# Consegna
Riscrivi il brano della cronaca della partita, partendo da "Mister Danucci ha" e proseguendo fino a "Loiodice e Losavio).". Sostituisci "centrocampo" con "difesa".

# Testo fornito
= = = = = = =

Doveva vincerle tutte in campionato, dopo la sconfitta in finale di Coppa Italia, ed invece il Taranto ora sa solo pareggiare le sue partite. A Maglie, contro un avversario vivace e tenace, i rossoblù si sono fatti rimontare ed hanno rischiato addirittura di soccombere.
Mister Danucci ha schierato in campo per la prima volta in stagione il portiere Mastrangelo. Recuperato Hadziosmanovic, ha ritrovato la maglia da titolare Zampa a centrocampo, mentre in avanti assente Aguilera (al suo posto Russo, nel tridente con Loiodice e Losavio).
Una gara giocata a ritmi blandi con il Taranto spesso costretto a giocare di rimessa che pure aveva trovato il vantaggio al 34′ con il solito Losavio (15ma rete stagionale), a segno con un diagonale chirurgico.
Dopo appena sei minuti al 40’ il Maglie trovava il pareggio con Oltremarini su buco difensivo di Konate. Non solo, i padroni di casa, qualche minuto, dopo sono stati ad un passo dal raddoppio con Mutisi che non inquadra la porta per pochi centimetri.

= = = = = = =

# Contenuto dei dati
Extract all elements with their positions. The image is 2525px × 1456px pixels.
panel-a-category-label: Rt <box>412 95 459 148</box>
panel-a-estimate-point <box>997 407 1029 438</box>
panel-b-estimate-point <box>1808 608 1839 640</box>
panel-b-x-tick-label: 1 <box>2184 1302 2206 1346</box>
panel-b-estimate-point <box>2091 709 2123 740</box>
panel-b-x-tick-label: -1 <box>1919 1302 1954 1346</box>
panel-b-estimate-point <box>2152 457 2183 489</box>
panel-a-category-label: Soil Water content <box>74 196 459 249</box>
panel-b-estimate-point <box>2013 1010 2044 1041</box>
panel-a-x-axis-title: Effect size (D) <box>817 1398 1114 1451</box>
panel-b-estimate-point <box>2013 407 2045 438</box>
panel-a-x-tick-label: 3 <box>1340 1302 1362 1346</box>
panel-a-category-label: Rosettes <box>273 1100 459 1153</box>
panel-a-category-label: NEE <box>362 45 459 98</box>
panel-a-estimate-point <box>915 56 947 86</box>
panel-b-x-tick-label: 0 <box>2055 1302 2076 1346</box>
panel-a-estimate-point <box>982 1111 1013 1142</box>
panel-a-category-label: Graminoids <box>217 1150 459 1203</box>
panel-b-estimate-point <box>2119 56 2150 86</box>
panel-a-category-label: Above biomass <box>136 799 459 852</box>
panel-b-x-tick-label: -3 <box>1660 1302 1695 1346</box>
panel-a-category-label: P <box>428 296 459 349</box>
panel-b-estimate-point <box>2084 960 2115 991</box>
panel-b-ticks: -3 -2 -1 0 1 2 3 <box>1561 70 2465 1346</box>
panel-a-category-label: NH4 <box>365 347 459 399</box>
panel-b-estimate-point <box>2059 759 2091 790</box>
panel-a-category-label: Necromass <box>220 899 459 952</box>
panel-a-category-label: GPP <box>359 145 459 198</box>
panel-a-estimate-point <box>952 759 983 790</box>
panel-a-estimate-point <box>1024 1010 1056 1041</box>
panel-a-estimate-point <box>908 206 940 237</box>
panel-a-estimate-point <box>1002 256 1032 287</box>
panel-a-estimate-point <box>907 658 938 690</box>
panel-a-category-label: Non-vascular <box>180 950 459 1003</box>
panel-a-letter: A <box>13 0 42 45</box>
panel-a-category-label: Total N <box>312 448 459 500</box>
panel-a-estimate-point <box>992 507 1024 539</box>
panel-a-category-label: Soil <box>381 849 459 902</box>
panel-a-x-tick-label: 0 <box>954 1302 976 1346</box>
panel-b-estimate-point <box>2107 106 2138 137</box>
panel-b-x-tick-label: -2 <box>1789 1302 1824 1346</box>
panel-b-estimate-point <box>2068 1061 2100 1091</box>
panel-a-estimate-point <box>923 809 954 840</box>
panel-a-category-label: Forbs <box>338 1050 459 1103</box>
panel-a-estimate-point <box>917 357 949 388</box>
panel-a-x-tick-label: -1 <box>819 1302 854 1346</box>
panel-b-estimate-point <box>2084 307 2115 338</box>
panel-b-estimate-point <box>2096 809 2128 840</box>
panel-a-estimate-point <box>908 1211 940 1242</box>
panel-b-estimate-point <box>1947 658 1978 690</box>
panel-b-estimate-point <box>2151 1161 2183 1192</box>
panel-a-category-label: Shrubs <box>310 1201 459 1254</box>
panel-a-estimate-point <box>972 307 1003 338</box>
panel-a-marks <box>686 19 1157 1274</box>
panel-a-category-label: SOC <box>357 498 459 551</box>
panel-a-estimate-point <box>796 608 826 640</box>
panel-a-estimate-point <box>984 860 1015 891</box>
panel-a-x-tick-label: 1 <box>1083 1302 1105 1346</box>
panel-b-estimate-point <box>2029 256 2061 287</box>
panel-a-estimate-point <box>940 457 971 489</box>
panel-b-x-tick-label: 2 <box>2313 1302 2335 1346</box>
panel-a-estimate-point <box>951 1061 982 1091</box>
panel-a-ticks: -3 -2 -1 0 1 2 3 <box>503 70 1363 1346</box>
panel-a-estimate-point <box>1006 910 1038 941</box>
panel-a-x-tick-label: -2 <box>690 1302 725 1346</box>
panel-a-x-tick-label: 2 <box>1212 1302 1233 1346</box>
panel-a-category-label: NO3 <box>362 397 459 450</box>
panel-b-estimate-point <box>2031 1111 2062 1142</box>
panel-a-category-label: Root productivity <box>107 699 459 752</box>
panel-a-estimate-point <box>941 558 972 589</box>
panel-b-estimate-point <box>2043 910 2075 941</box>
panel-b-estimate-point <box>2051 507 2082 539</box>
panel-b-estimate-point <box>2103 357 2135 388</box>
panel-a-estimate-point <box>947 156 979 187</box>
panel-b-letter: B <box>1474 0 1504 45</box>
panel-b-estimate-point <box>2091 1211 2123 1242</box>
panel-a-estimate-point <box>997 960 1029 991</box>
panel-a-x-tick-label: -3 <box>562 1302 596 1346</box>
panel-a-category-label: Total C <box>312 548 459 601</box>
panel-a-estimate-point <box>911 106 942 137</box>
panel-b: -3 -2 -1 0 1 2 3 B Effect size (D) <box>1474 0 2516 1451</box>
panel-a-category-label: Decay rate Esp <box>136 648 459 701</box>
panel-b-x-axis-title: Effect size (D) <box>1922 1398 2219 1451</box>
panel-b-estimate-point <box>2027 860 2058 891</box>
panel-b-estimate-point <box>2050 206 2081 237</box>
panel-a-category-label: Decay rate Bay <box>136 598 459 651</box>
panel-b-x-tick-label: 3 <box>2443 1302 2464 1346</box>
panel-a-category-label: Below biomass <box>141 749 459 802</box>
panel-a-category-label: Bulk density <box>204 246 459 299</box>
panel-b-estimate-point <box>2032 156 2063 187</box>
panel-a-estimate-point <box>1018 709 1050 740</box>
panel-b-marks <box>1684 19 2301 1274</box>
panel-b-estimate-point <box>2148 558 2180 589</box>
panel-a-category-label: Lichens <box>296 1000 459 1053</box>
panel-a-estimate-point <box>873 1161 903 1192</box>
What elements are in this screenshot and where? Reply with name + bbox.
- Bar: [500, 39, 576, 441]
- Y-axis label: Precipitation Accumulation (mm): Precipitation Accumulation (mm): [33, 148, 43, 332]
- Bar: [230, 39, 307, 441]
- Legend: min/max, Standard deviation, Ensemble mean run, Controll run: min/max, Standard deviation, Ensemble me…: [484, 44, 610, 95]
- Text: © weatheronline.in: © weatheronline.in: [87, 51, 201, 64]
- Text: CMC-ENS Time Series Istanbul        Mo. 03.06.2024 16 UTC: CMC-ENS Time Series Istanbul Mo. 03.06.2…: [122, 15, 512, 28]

= = = = = = =

# Soluzione
Mister Danucci ha schierato in campo per la prima volta in stagione il portiere Mastrangelo. Recuperato Hadziosmanovic, ha ritrovato la maglia da titolare Zampa a difesa, mentre in avanti assente Aguilera (al suo posto Russo, nel tridente con Loiodice e Losavio).